● **PROBLEM TO SOLVE**
Transcribe the records that follow exactly. Skip the pictures.

● **THE DATA**
-- start --
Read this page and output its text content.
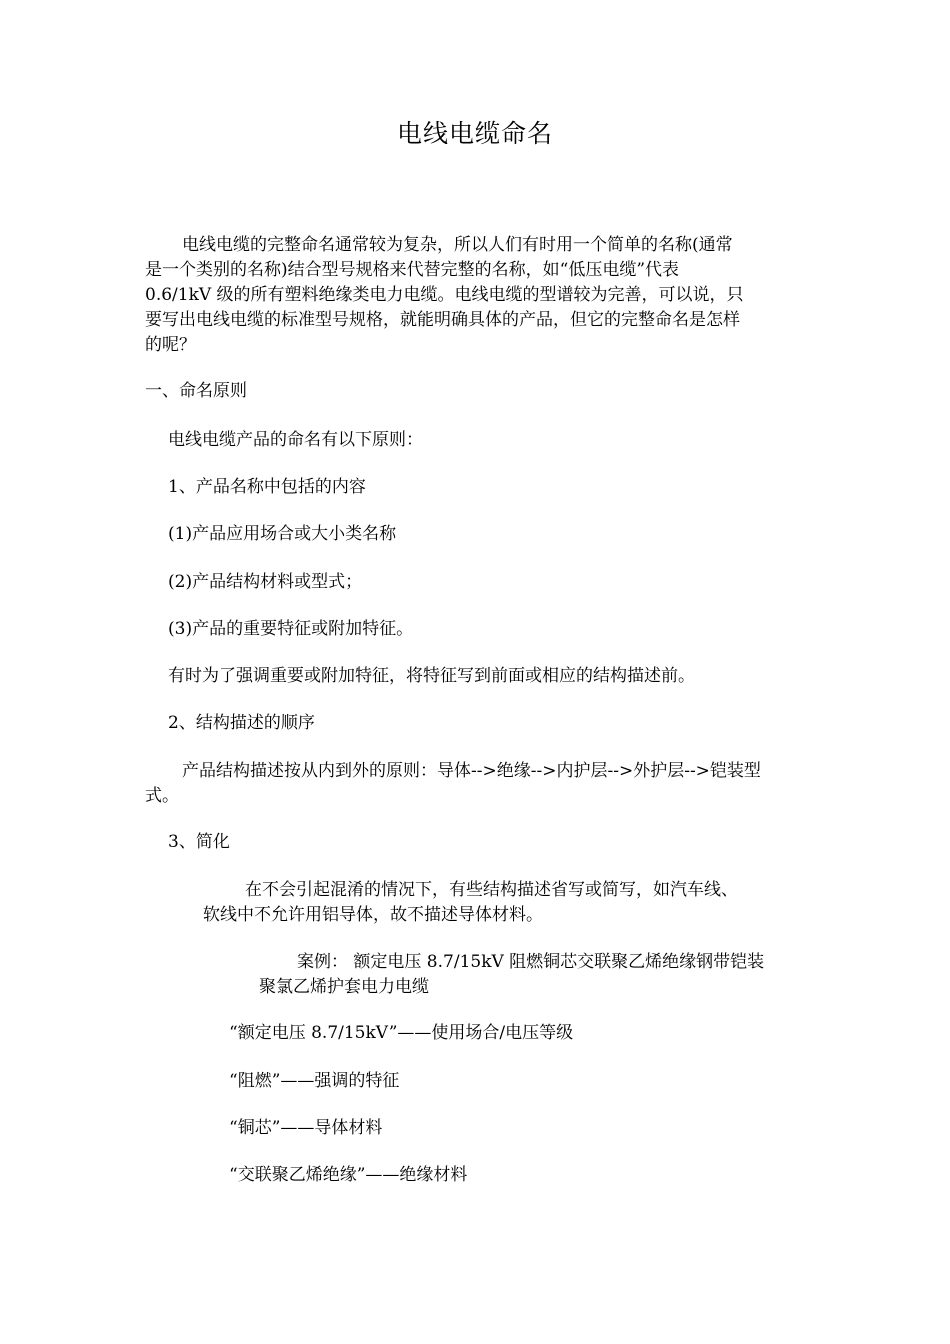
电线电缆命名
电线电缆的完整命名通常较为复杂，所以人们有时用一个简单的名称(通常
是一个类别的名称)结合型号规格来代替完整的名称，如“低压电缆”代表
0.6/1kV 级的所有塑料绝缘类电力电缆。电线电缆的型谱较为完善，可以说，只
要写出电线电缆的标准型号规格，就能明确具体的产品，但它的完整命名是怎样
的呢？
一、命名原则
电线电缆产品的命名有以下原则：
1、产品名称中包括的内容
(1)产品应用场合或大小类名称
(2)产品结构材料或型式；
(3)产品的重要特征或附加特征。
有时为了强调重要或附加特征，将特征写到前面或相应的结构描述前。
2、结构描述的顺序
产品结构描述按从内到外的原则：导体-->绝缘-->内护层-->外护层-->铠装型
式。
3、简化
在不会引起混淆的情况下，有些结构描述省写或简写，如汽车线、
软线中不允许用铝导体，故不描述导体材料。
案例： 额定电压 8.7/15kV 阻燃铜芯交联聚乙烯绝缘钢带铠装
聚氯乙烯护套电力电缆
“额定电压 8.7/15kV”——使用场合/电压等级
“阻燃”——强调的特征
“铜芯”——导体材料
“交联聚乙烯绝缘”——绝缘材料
-- end --
● **RESULT FOR THIS EXERCISE**
Read this page and output its text content.
电线电缆命名
电线电缆的完整命名通常较为复杂，所以人们有时用一个简单的名称(通常
是一个类别的名称)结合型号规格来代替完整的名称，如“低压电缆”代表
0.6/1kV 级的所有塑料绝缘类电力电缆。电线电缆的型谱较为完善，可以说，只
要写出电线电缆的标准型号规格，就能明确具体的产品，但它的完整命名是怎样
的呢？
一、命名原则
电线电缆产品的命名有以下原则：
1、产品名称中包括的内容
(1)产品应用场合或大小类名称
(2)产品结构材料或型式；
(3)产品的重要特征或附加特征。
有时为了强调重要或附加特征，将特征写到前面或相应的结构描述前。
2、结构描述的顺序
产品结构描述按从内到外的原则：导体-->绝缘-->内护层-->外护层-->铠装型
式。
3、简化
在不会引起混淆的情况下，有些结构描述省写或简写，如汽车线、
软线中不允许用铝导体，故不描述导体材料。
案例： 额定电压 8.7/15kV 阻燃铜芯交联聚乙烯绝缘钢带铠装
聚氯乙烯护套电力电缆
“额定电压 8.7/15kV”——使用场合/电压等级
“阻燃”——强调的特征
“铜芯”——导体材料
“交联聚乙烯绝缘”——绝缘材料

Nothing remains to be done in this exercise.